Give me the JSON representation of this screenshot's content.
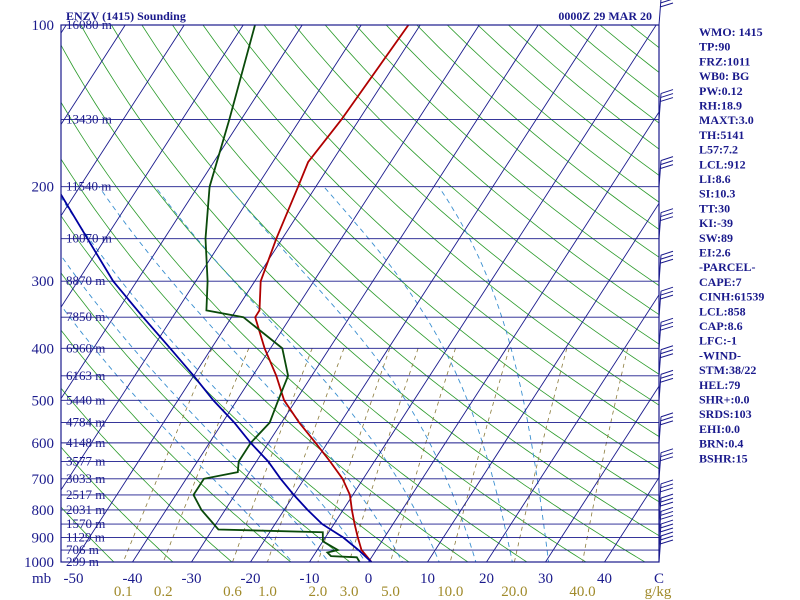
{
  "header": {
    "title": "ENZV (1415) Sounding",
    "datetime": "0000Z 29 MAR 20"
  },
  "chart_data": {
    "type": "line",
    "title": "ENZV (1415) Sounding",
    "xlabel": "",
    "ylabel": "mb",
    "x_unit": "C",
    "mixing_unit": "g/kg",
    "pressure_range": [
      1000,
      100
    ],
    "temp_range_at_1000mb": [
      -50,
      50
    ],
    "pressure_ticks": [
      100,
      200,
      300,
      400,
      500,
      600,
      700,
      800,
      900,
      1000
    ],
    "pressure_axis_labels": [
      "100",
      "200",
      "300",
      "400",
      "500",
      "600",
      "700",
      "800",
      "900",
      "1000"
    ],
    "mb_label": "mb",
    "temp_ticks": [
      -50,
      -40,
      -30,
      -20,
      -10,
      0,
      10,
      20,
      30,
      40
    ],
    "temp_tick_labels": [
      "-50",
      "-40",
      "-30",
      "-20",
      "-10",
      "0",
      "10",
      "20",
      "30",
      "40"
    ],
    "mixing_ratio_labels": [
      "0.1",
      "0.2",
      "0.6",
      "1.0",
      "2.0",
      "3.0",
      "5.0",
      "10.0",
      "20.0",
      "40.0"
    ],
    "mixing_ratio_values": [
      0.1,
      0.2,
      0.6,
      1.0,
      2.0,
      3.0,
      5.0,
      10.0,
      20.0,
      40.0
    ],
    "height_levels": [
      {
        "p": 100,
        "label": "16080 m"
      },
      {
        "p": 150,
        "label": "13430 m"
      },
      {
        "p": 200,
        "label": "11540 m"
      },
      {
        "p": 250,
        "label": "10070 m"
      },
      {
        "p": 300,
        "label": "8870 m"
      },
      {
        "p": 350,
        "label": "7850 m"
      },
      {
        "p": 400,
        "label": "6960 m"
      },
      {
        "p": 450,
        "label": "6163 m"
      },
      {
        "p": 500,
        "label": "5440 m"
      },
      {
        "p": 550,
        "label": "4784 m"
      },
      {
        "p": 600,
        "label": "4148 m"
      },
      {
        "p": 650,
        "label": "3577 m"
      },
      {
        "p": 700,
        "label": "3033 m"
      },
      {
        "p": 750,
        "label": "2517 m"
      },
      {
        "p": 800,
        "label": "2031 m"
      },
      {
        "p": 850,
        "label": "1570 m"
      },
      {
        "p": 900,
        "label": "1129 m"
      },
      {
        "p": 950,
        "label": "706 m"
      },
      {
        "p": 1000,
        "label": "299 m"
      }
    ],
    "series": [
      {
        "name": "Temperature",
        "color": "#b00000",
        "points": [
          {
            "p": 1000,
            "t": 0.5
          },
          {
            "p": 950,
            "t": -2.5
          },
          {
            "p": 900,
            "t": -4.5
          },
          {
            "p": 850,
            "t": -6.5
          },
          {
            "p": 800,
            "t": -8.5
          },
          {
            "p": 750,
            "t": -10.5
          },
          {
            "p": 700,
            "t": -13.5
          },
          {
            "p": 650,
            "t": -17.5
          },
          {
            "p": 600,
            "t": -22
          },
          {
            "p": 550,
            "t": -27
          },
          {
            "p": 500,
            "t": -32
          },
          {
            "p": 450,
            "t": -36
          },
          {
            "p": 400,
            "t": -41
          },
          {
            "p": 350,
            "t": -46
          },
          {
            "p": 340,
            "t": -46
          },
          {
            "p": 300,
            "t": -49
          },
          {
            "p": 250,
            "t": -51
          },
          {
            "p": 200,
            "t": -53
          },
          {
            "p": 180,
            "t": -54
          },
          {
            "p": 150,
            "t": -53
          },
          {
            "p": 100,
            "t": -52
          }
        ]
      },
      {
        "name": "Dewpoint",
        "color": "#0a4a0a",
        "points": [
          {
            "p": 1000,
            "t": -1.5
          },
          {
            "p": 980,
            "t": -2.5
          },
          {
            "p": 975,
            "t": -7
          },
          {
            "p": 960,
            "t": -8
          },
          {
            "p": 950,
            "t": -6.5
          },
          {
            "p": 925,
            "t": -9
          },
          {
            "p": 915,
            "t": -10
          },
          {
            "p": 880,
            "t": -11
          },
          {
            "p": 870,
            "t": -29
          },
          {
            "p": 800,
            "t": -34
          },
          {
            "p": 750,
            "t": -37
          },
          {
            "p": 700,
            "t": -37
          },
          {
            "p": 680,
            "t": -32
          },
          {
            "p": 650,
            "t": -33
          },
          {
            "p": 600,
            "t": -33
          },
          {
            "p": 550,
            "t": -32
          },
          {
            "p": 500,
            "t": -33
          },
          {
            "p": 450,
            "t": -34
          },
          {
            "p": 400,
            "t": -38
          },
          {
            "p": 350,
            "t": -48
          },
          {
            "p": 340,
            "t": -55
          },
          {
            "p": 300,
            "t": -58
          },
          {
            "p": 250,
            "t": -63
          },
          {
            "p": 200,
            "t": -68
          },
          {
            "p": 150,
            "t": -72
          },
          {
            "p": 100,
            "t": -78
          }
        ]
      },
      {
        "name": "Parcel",
        "color": "#0000a0",
        "points": [
          {
            "p": 1000,
            "t": 0.5
          },
          {
            "p": 950,
            "t": -3
          },
          {
            "p": 900,
            "t": -7
          },
          {
            "p": 850,
            "t": -12
          },
          {
            "p": 800,
            "t": -16
          },
          {
            "p": 750,
            "t": -20
          },
          {
            "p": 700,
            "t": -24
          },
          {
            "p": 650,
            "t": -28
          },
          {
            "p": 600,
            "t": -33
          },
          {
            "p": 550,
            "t": -38
          },
          {
            "p": 500,
            "t": -44
          },
          {
            "p": 450,
            "t": -50
          },
          {
            "p": 400,
            "t": -57
          },
          {
            "p": 350,
            "t": -65
          },
          {
            "p": 300,
            "t": -74
          },
          {
            "p": 250,
            "t": -83
          },
          {
            "p": 200,
            "t": -94
          },
          {
            "p": 150,
            "t": -107
          },
          {
            "p": 100,
            "t": -125
          }
        ]
      }
    ],
    "wind_barb_levels": [
      100,
      150,
      200,
      250,
      300,
      350,
      400,
      450,
      500,
      600,
      700,
      800,
      850,
      900,
      950,
      1000
    ],
    "grid": true
  },
  "indices": [
    "WMO: 1415",
    "TP:90",
    "FRZ:1011",
    "WB0: BG",
    "PW:0.12",
    "RH:18.9",
    "MAXT:3.0",
    "TH:5141",
    "L57:7.2",
    "LCL:912",
    "LI:8.6",
    "SI:10.3",
    "TT:30",
    "KI:-39",
    "SW:89",
    "EI:2.6",
    "-PARCEL-",
    "CAPE:7",
    "CINH:61539",
    "LCL:858",
    "CAP:8.6",
    "LFC:-1",
    "-WIND-",
    "STM:38/22",
    "HEL:79",
    "SHR+:0.0",
    "SRDS:103",
    "EHI:0.0",
    "BRN:0.4",
    "BSHR:15"
  ],
  "colors": {
    "frame": "#1a1a8c",
    "isotherm": "#1a1a8c",
    "isobar": "#1a1a8c",
    "dry_adiabat": "#2a9a2a",
    "moist_adiabat": "#3a8fd0",
    "mixing_ratio": "#8a7a3a",
    "temperature": "#b00000",
    "dewpoint": "#0a4a0a",
    "parcel": "#0000a0",
    "mixing_label": "#a08a2a"
  }
}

---+---

WHAT THE TASK REQUIRES => Output each line exactly; omit every picture.

COMPLETE RESPONSE =>
Give me the JSON representation of this screenshot's content.
{
  "header": {
    "title": "ENZV (1415) Sounding",
    "datetime": "0000Z 29 MAR 20"
  },
  "chart_data": {
    "type": "line",
    "title": "ENZV (1415) Sounding",
    "xlabel": "",
    "ylabel": "mb",
    "x_unit": "C",
    "mixing_unit": "g/kg",
    "pressure_range": [
      1000,
      100
    ],
    "temp_range_at_1000mb": [
      -50,
      50
    ],
    "pressure_ticks": [
      100,
      200,
      300,
      400,
      500,
      600,
      700,
      800,
      900,
      1000
    ],
    "pressure_axis_labels": [
      "100",
      "200",
      "300",
      "400",
      "500",
      "600",
      "700",
      "800",
      "900",
      "1000"
    ],
    "mb_label": "mb",
    "temp_ticks": [
      -50,
      -40,
      -30,
      -20,
      -10,
      0,
      10,
      20,
      30,
      40
    ],
    "temp_tick_labels": [
      "-50",
      "-40",
      "-30",
      "-20",
      "-10",
      "0",
      "10",
      "20",
      "30",
      "40"
    ],
    "mixing_ratio_labels": [
      "0.1",
      "0.2",
      "0.6",
      "1.0",
      "2.0",
      "3.0",
      "5.0",
      "10.0",
      "20.0",
      "40.0"
    ],
    "mixing_ratio_values": [
      0.1,
      0.2,
      0.6,
      1.0,
      2.0,
      3.0,
      5.0,
      10.0,
      20.0,
      40.0
    ],
    "height_levels": [
      {
        "p": 100,
        "label": "16080 m"
      },
      {
        "p": 150,
        "label": "13430 m"
      },
      {
        "p": 200,
        "label": "11540 m"
      },
      {
        "p": 250,
        "label": "10070 m"
      },
      {
        "p": 300,
        "label": "8870 m"
      },
      {
        "p": 350,
        "label": "7850 m"
      },
      {
        "p": 400,
        "label": "6960 m"
      },
      {
        "p": 450,
        "label": "6163 m"
      },
      {
        "p": 500,
        "label": "5440 m"
      },
      {
        "p": 550,
        "label": "4784 m"
      },
      {
        "p": 600,
        "label": "4148 m"
      },
      {
        "p": 650,
        "label": "3577 m"
      },
      {
        "p": 700,
        "label": "3033 m"
      },
      {
        "p": 750,
        "label": "2517 m"
      },
      {
        "p": 800,
        "label": "2031 m"
      },
      {
        "p": 850,
        "label": "1570 m"
      },
      {
        "p": 900,
        "label": "1129 m"
      },
      {
        "p": 950,
        "label": "706 m"
      },
      {
        "p": 1000,
        "label": "299 m"
      }
    ],
    "series": [
      {
        "name": "Temperature",
        "color": "#b00000",
        "points": [
          {
            "p": 1000,
            "t": 0.5
          },
          {
            "p": 950,
            "t": -2.5
          },
          {
            "p": 900,
            "t": -4.5
          },
          {
            "p": 850,
            "t": -6.5
          },
          {
            "p": 800,
            "t": -8.5
          },
          {
            "p": 750,
            "t": -10.5
          },
          {
            "p": 700,
            "t": -13.5
          },
          {
            "p": 650,
            "t": -17.5
          },
          {
            "p": 600,
            "t": -22
          },
          {
            "p": 550,
            "t": -27
          },
          {
            "p": 500,
            "t": -32
          },
          {
            "p": 450,
            "t": -36
          },
          {
            "p": 400,
            "t": -41
          },
          {
            "p": 350,
            "t": -46
          },
          {
            "p": 340,
            "t": -46
          },
          {
            "p": 300,
            "t": -49
          },
          {
            "p": 250,
            "t": -51
          },
          {
            "p": 200,
            "t": -53
          },
          {
            "p": 180,
            "t": -54
          },
          {
            "p": 150,
            "t": -53
          },
          {
            "p": 100,
            "t": -52
          }
        ]
      },
      {
        "name": "Dewpoint",
        "color": "#0a4a0a",
        "points": [
          {
            "p": 1000,
            "t": -1.5
          },
          {
            "p": 980,
            "t": -2.5
          },
          {
            "p": 975,
            "t": -7
          },
          {
            "p": 960,
            "t": -8
          },
          {
            "p": 950,
            "t": -6.5
          },
          {
            "p": 925,
            "t": -9
          },
          {
            "p": 915,
            "t": -10
          },
          {
            "p": 880,
            "t": -11
          },
          {
            "p": 870,
            "t": -29
          },
          {
            "p": 800,
            "t": -34
          },
          {
            "p": 750,
            "t": -37
          },
          {
            "p": 700,
            "t": -37
          },
          {
            "p": 680,
            "t": -32
          },
          {
            "p": 650,
            "t": -33
          },
          {
            "p": 600,
            "t": -33
          },
          {
            "p": 550,
            "t": -32
          },
          {
            "p": 500,
            "t": -33
          },
          {
            "p": 450,
            "t": -34
          },
          {
            "p": 400,
            "t": -38
          },
          {
            "p": 350,
            "t": -48
          },
          {
            "p": 340,
            "t": -55
          },
          {
            "p": 300,
            "t": -58
          },
          {
            "p": 250,
            "t": -63
          },
          {
            "p": 200,
            "t": -68
          },
          {
            "p": 150,
            "t": -72
          },
          {
            "p": 100,
            "t": -78
          }
        ]
      },
      {
        "name": "Parcel",
        "color": "#0000a0",
        "points": [
          {
            "p": 1000,
            "t": 0.5
          },
          {
            "p": 950,
            "t": -3
          },
          {
            "p": 900,
            "t": -7
          },
          {
            "p": 850,
            "t": -12
          },
          {
            "p": 800,
            "t": -16
          },
          {
            "p": 750,
            "t": -20
          },
          {
            "p": 700,
            "t": -24
          },
          {
            "p": 650,
            "t": -28
          },
          {
            "p": 600,
            "t": -33
          },
          {
            "p": 550,
            "t": -38
          },
          {
            "p": 500,
            "t": -44
          },
          {
            "p": 450,
            "t": -50
          },
          {
            "p": 400,
            "t": -57
          },
          {
            "p": 350,
            "t": -65
          },
          {
            "p": 300,
            "t": -74
          },
          {
            "p": 250,
            "t": -83
          },
          {
            "p": 200,
            "t": -94
          },
          {
            "p": 150,
            "t": -107
          },
          {
            "p": 100,
            "t": -125
          }
        ]
      }
    ],
    "wind_barb_levels": [
      100,
      150,
      200,
      250,
      300,
      350,
      400,
      450,
      500,
      600,
      700,
      800,
      850,
      900,
      950,
      1000
    ],
    "grid": true
  },
  "indices": [
    "WMO: 1415",
    "TP:90",
    "FRZ:1011",
    "WB0: BG",
    "PW:0.12",
    "RH:18.9",
    "MAXT:3.0",
    "TH:5141",
    "L57:7.2",
    "LCL:912",
    "LI:8.6",
    "SI:10.3",
    "TT:30",
    "KI:-39",
    "SW:89",
    "EI:2.6",
    "-PARCEL-",
    "CAPE:7",
    "CINH:61539",
    "LCL:858",
    "CAP:8.6",
    "LFC:-1",
    "-WIND-",
    "STM:38/22",
    "HEL:79",
    "SHR+:0.0",
    "SRDS:103",
    "EHI:0.0",
    "BRN:0.4",
    "BSHR:15"
  ],
  "colors": {
    "frame": "#1a1a8c",
    "isotherm": "#1a1a8c",
    "isobar": "#1a1a8c",
    "dry_adiabat": "#2a9a2a",
    "moist_adiabat": "#3a8fd0",
    "mixing_ratio": "#8a7a3a",
    "temperature": "#b00000",
    "dewpoint": "#0a4a0a",
    "parcel": "#0000a0",
    "mixing_label": "#a08a2a"
  }
}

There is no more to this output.